Stored entries:
---------------
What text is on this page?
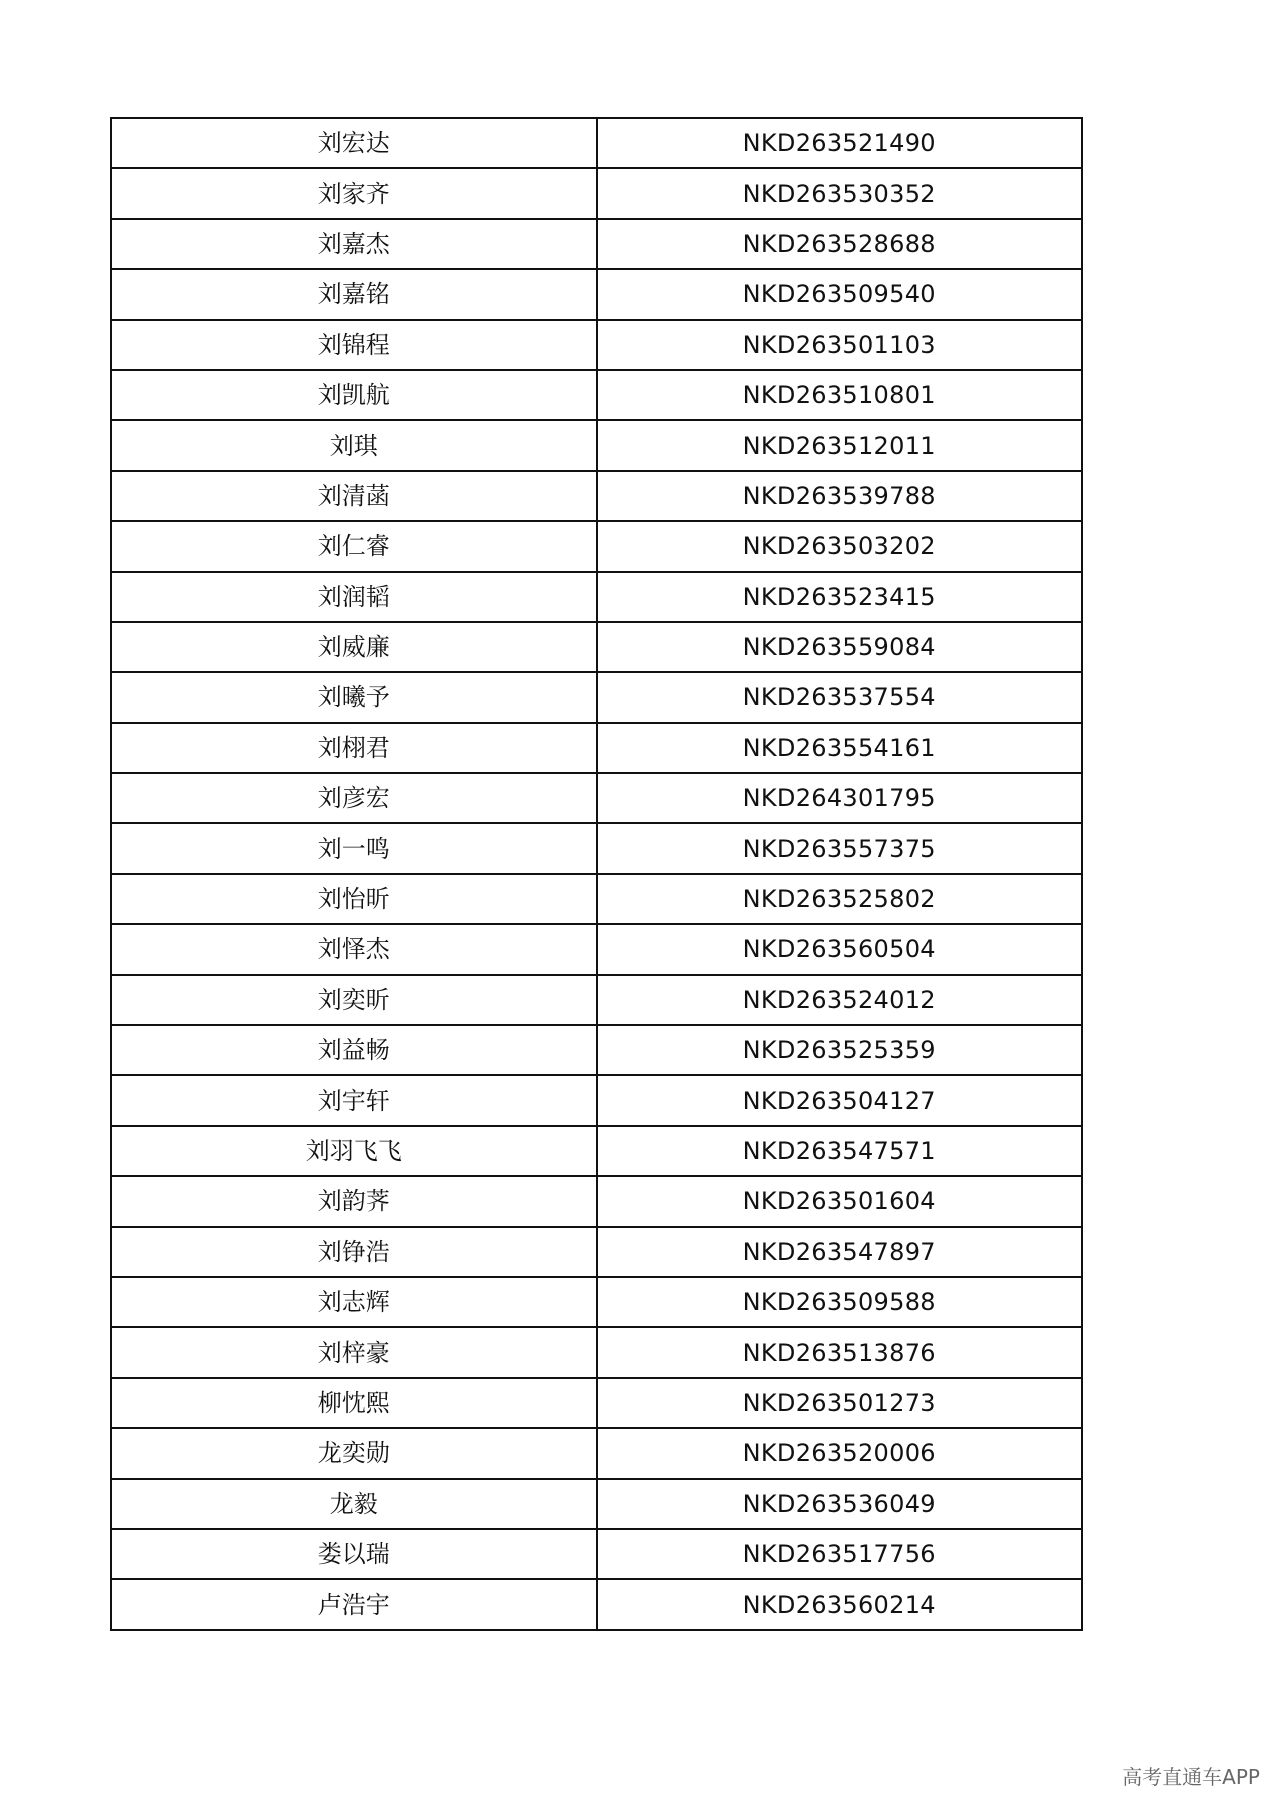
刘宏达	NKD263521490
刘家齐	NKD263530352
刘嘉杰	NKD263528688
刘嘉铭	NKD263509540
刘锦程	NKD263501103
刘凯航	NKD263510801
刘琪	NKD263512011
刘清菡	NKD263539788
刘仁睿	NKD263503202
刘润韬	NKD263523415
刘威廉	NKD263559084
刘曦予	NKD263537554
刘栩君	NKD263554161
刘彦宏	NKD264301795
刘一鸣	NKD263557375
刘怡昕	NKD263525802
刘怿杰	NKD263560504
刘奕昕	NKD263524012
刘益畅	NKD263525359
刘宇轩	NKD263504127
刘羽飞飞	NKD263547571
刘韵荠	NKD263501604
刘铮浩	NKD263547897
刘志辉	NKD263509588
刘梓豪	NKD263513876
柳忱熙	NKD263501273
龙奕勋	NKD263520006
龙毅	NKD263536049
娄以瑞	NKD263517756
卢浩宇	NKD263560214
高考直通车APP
---------------
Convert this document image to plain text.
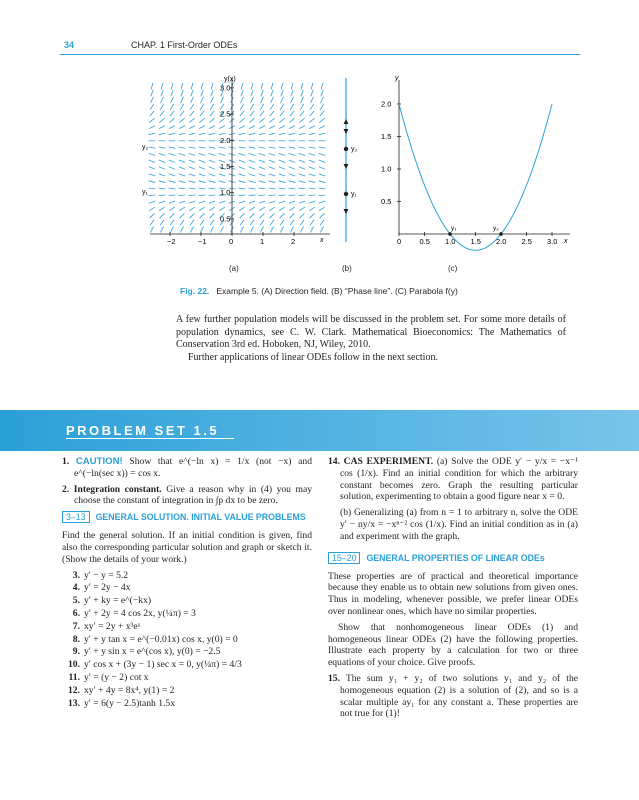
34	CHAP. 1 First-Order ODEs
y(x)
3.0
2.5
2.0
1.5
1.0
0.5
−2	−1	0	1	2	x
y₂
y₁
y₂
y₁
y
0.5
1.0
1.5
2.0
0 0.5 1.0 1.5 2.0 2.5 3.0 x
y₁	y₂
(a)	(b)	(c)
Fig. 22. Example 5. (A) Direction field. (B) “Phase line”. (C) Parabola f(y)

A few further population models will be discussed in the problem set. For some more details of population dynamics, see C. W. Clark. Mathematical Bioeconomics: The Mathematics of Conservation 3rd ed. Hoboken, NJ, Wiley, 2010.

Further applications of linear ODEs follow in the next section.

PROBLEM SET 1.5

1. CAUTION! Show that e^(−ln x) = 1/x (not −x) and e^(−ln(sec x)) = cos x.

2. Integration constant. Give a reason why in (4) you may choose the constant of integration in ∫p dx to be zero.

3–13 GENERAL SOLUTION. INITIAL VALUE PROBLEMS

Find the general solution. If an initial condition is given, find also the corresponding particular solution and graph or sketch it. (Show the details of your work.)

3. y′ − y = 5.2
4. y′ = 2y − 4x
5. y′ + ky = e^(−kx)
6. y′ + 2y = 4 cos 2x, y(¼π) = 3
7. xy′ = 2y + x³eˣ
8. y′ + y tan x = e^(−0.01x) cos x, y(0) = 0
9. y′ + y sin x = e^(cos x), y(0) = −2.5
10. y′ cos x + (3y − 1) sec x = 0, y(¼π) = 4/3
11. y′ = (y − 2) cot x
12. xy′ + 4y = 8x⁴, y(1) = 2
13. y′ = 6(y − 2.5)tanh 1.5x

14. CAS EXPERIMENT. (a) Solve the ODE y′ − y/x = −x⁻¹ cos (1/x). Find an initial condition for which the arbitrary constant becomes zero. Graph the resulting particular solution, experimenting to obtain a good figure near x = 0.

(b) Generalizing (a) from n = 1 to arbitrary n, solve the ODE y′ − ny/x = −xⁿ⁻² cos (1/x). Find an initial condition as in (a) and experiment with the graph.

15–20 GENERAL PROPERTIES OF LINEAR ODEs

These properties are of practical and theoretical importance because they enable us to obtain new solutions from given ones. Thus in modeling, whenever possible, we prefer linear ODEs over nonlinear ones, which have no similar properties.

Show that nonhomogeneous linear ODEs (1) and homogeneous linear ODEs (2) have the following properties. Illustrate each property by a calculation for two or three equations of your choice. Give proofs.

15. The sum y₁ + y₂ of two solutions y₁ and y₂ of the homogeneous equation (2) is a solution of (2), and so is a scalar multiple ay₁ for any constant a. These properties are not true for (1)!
---------------
DIRECTIONS:
Select every line in the records above that contains the word "this".

REPLY:
What text is on this page?
Convert this document image to plain text.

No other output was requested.